-- start of Exercise material --

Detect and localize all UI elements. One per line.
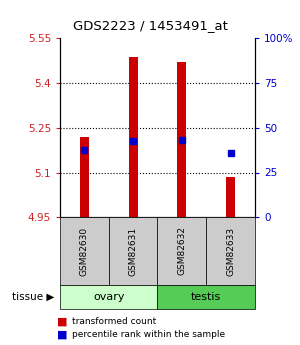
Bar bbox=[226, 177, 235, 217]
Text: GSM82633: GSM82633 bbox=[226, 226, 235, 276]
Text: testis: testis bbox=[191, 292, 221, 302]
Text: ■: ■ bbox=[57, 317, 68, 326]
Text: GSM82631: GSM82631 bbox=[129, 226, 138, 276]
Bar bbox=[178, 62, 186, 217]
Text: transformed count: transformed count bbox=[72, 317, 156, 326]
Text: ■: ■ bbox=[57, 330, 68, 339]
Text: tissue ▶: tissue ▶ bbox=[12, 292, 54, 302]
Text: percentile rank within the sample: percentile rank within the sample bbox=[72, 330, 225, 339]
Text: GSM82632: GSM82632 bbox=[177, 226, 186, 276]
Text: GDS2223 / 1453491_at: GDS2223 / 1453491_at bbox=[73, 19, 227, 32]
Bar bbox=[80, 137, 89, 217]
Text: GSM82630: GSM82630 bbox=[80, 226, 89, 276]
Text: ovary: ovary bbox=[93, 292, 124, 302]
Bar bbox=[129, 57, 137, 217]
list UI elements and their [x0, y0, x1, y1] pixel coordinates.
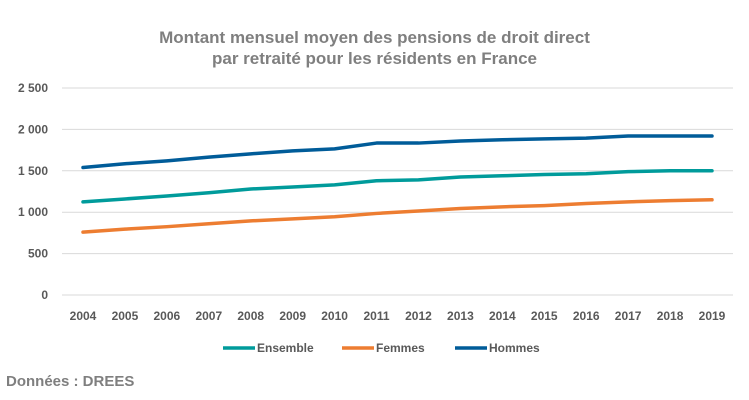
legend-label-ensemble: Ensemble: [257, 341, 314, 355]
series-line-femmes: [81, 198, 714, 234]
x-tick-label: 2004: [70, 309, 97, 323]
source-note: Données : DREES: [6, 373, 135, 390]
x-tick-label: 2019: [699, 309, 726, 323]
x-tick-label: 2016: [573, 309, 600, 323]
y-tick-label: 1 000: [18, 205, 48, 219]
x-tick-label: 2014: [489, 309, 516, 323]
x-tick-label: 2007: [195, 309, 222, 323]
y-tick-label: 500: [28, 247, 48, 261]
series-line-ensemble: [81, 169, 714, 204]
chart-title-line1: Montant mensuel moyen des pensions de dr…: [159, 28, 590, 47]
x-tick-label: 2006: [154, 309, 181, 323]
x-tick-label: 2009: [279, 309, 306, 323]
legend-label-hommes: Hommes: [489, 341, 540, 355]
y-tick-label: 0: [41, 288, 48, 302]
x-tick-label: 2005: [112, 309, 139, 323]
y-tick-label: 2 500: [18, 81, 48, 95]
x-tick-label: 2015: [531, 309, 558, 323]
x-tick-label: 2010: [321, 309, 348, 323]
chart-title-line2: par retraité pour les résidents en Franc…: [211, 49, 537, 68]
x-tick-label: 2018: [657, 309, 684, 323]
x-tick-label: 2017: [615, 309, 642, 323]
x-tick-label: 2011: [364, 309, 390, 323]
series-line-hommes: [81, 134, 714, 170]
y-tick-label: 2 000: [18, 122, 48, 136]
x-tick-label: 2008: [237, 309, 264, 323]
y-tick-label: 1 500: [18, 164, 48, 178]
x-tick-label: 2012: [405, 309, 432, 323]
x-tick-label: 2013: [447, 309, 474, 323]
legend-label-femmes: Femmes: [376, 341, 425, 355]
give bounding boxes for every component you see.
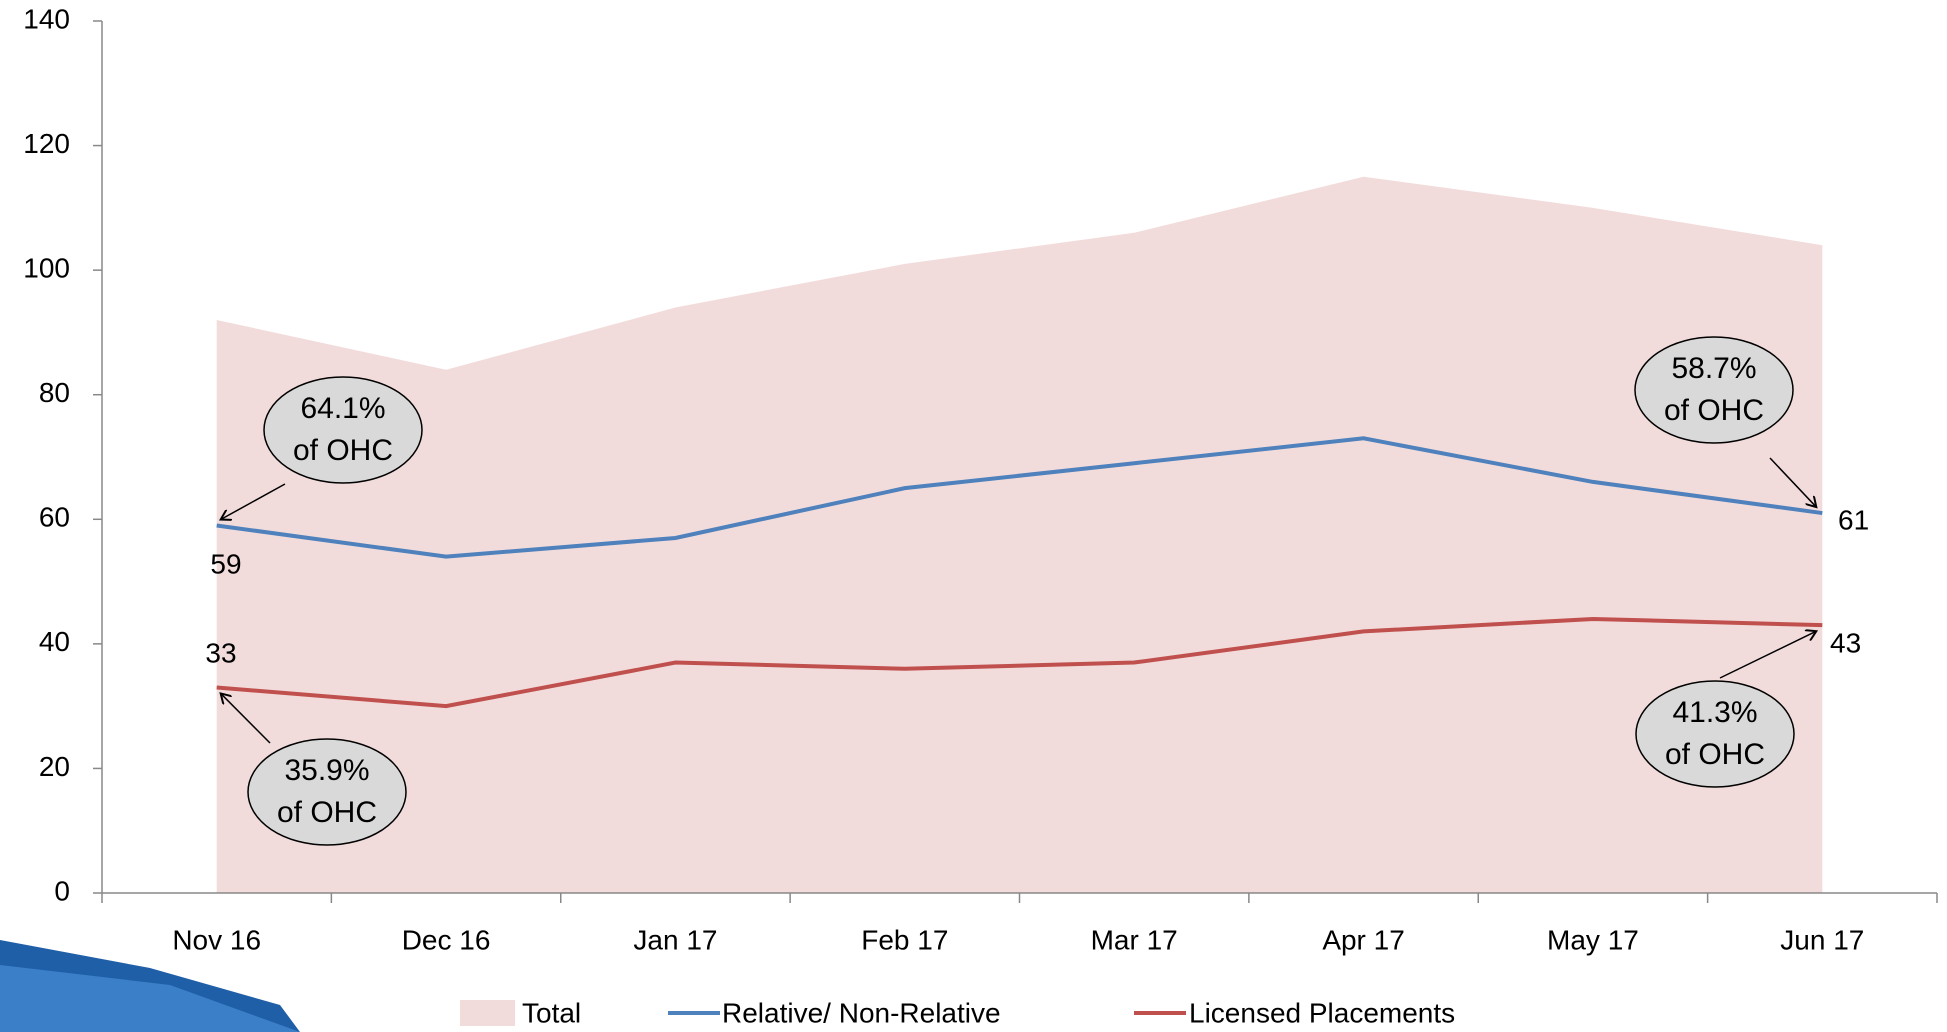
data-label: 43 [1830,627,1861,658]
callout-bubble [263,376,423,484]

-- end of Exercise material --

Edit the records from their start up to and including the line with "list UI elements", replacing "transformed count" with "normalized count" and leaving everything else as is. Omit the pictures.

◆ Result of this task
Detect and localize all UI elements. One per line.
Bar bbox=[226, 177, 235, 217]
Text: GSM82633: GSM82633 bbox=[226, 226, 235, 276]
Text: testis: testis bbox=[191, 292, 221, 302]
Text: ■: ■ bbox=[57, 317, 68, 326]
Text: GSM82631: GSM82631 bbox=[129, 226, 138, 276]
Bar bbox=[178, 62, 186, 217]
Text: normalized count: normalized count bbox=[72, 317, 156, 326]
Text: ■: ■ bbox=[57, 330, 68, 339]
Text: tissue ▶: tissue ▶ bbox=[12, 292, 54, 302]
Text: percentile rank within the sample: percentile rank within the sample bbox=[72, 330, 225, 339]
Text: GSM82632: GSM82632 bbox=[177, 226, 186, 276]
Text: GDS2223 / 1453491_at: GDS2223 / 1453491_at bbox=[73, 19, 227, 32]
Bar bbox=[80, 137, 89, 217]
Text: GSM82630: GSM82630 bbox=[80, 226, 89, 276]
Text: ovary: ovary bbox=[93, 292, 124, 302]
Bar bbox=[129, 57, 137, 217]
list UI elements and their [x0, y0, x1, y1] pixel coordinates.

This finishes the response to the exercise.